GOAL ▸
Please list in full each row below that contains the string "sede". Case counts.

INPUT MATERIAL ▸

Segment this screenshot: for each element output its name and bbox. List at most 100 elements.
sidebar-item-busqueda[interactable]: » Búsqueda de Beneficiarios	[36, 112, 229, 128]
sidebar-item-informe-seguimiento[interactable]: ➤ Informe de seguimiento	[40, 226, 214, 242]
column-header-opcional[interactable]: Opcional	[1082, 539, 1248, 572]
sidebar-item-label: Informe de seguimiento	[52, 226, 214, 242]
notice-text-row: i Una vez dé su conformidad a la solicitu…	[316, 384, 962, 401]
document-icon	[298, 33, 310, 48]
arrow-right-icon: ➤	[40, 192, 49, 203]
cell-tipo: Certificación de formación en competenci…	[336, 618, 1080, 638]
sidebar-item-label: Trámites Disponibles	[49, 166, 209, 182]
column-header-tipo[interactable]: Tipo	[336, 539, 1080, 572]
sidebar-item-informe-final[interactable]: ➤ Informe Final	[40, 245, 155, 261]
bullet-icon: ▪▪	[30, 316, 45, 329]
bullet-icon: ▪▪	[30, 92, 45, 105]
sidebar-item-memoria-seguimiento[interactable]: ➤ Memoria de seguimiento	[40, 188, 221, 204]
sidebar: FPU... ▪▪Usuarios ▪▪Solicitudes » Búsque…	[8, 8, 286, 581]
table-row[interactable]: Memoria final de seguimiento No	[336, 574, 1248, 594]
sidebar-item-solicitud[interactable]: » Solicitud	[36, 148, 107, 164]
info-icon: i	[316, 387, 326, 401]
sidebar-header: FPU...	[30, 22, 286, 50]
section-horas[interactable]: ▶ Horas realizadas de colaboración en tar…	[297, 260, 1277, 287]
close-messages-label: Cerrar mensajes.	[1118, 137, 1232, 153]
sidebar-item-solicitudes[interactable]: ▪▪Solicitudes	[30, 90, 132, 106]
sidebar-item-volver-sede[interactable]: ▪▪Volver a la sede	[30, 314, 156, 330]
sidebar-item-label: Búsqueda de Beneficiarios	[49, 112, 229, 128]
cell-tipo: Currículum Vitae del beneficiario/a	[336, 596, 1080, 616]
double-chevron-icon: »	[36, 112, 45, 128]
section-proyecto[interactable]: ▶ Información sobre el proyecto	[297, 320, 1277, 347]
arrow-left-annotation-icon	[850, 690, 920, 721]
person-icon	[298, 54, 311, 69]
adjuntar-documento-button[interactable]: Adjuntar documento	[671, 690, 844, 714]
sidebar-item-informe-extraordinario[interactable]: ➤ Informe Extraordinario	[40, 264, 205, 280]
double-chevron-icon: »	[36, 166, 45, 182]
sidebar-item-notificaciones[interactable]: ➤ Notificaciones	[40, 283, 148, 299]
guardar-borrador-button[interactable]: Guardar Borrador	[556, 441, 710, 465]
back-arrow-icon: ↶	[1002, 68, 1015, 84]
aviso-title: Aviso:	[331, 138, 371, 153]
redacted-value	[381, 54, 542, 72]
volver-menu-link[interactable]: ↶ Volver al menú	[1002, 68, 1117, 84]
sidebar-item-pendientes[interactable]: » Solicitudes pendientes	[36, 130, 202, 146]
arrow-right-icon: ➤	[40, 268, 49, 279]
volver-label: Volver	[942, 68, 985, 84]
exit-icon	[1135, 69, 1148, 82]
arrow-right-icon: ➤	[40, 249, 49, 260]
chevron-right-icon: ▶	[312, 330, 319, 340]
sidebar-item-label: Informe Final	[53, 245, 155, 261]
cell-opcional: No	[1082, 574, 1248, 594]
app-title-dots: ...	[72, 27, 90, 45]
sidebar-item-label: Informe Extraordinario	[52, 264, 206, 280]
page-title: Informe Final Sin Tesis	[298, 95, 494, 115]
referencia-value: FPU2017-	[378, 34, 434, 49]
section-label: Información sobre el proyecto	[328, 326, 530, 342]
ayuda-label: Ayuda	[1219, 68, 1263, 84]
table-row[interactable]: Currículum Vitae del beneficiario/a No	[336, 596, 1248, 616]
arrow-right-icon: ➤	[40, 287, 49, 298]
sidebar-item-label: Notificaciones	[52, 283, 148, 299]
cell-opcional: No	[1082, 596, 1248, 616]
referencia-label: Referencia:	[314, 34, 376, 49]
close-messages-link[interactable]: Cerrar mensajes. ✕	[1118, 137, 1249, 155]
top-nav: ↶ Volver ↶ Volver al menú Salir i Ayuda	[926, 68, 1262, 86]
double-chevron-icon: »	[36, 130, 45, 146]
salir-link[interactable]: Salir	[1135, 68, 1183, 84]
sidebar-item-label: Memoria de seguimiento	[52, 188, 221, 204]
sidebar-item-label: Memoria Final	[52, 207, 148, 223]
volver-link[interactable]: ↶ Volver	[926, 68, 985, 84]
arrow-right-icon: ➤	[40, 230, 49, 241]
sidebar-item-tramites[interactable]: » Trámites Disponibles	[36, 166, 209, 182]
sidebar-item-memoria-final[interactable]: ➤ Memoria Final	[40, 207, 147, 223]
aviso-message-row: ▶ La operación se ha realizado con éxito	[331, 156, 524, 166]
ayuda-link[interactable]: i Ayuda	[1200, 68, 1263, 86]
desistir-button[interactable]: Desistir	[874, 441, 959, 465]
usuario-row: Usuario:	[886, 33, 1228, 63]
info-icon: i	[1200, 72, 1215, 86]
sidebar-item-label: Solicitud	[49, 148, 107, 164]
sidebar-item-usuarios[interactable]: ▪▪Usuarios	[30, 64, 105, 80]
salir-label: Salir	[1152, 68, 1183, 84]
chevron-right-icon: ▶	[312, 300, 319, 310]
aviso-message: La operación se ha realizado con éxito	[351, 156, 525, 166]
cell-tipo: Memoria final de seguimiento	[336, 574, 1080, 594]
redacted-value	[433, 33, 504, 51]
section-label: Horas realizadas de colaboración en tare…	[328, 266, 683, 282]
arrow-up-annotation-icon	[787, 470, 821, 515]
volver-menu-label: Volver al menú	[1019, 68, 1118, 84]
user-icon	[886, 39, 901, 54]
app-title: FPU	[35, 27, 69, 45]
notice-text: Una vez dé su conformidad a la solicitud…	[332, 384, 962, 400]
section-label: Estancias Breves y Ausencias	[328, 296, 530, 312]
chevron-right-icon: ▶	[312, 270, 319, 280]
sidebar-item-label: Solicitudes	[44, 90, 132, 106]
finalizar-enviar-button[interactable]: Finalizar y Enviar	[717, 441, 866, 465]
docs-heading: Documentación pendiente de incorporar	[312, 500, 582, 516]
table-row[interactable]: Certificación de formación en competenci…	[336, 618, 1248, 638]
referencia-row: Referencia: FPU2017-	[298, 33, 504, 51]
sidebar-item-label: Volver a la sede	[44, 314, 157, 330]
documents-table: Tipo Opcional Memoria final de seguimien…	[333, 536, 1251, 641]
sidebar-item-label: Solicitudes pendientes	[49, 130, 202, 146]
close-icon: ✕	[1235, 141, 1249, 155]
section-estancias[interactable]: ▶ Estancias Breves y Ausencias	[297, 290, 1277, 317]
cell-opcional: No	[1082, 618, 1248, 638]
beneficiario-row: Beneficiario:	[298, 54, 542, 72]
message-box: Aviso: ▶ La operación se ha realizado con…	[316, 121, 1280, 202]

CORRECT RESPONSE ▸
sidebar-item-volver-sede[interactable]: ▪▪Volver a la sede	[30, 314, 156, 330]
sidebar-item-label: Volver a la sede	[44, 314, 157, 330]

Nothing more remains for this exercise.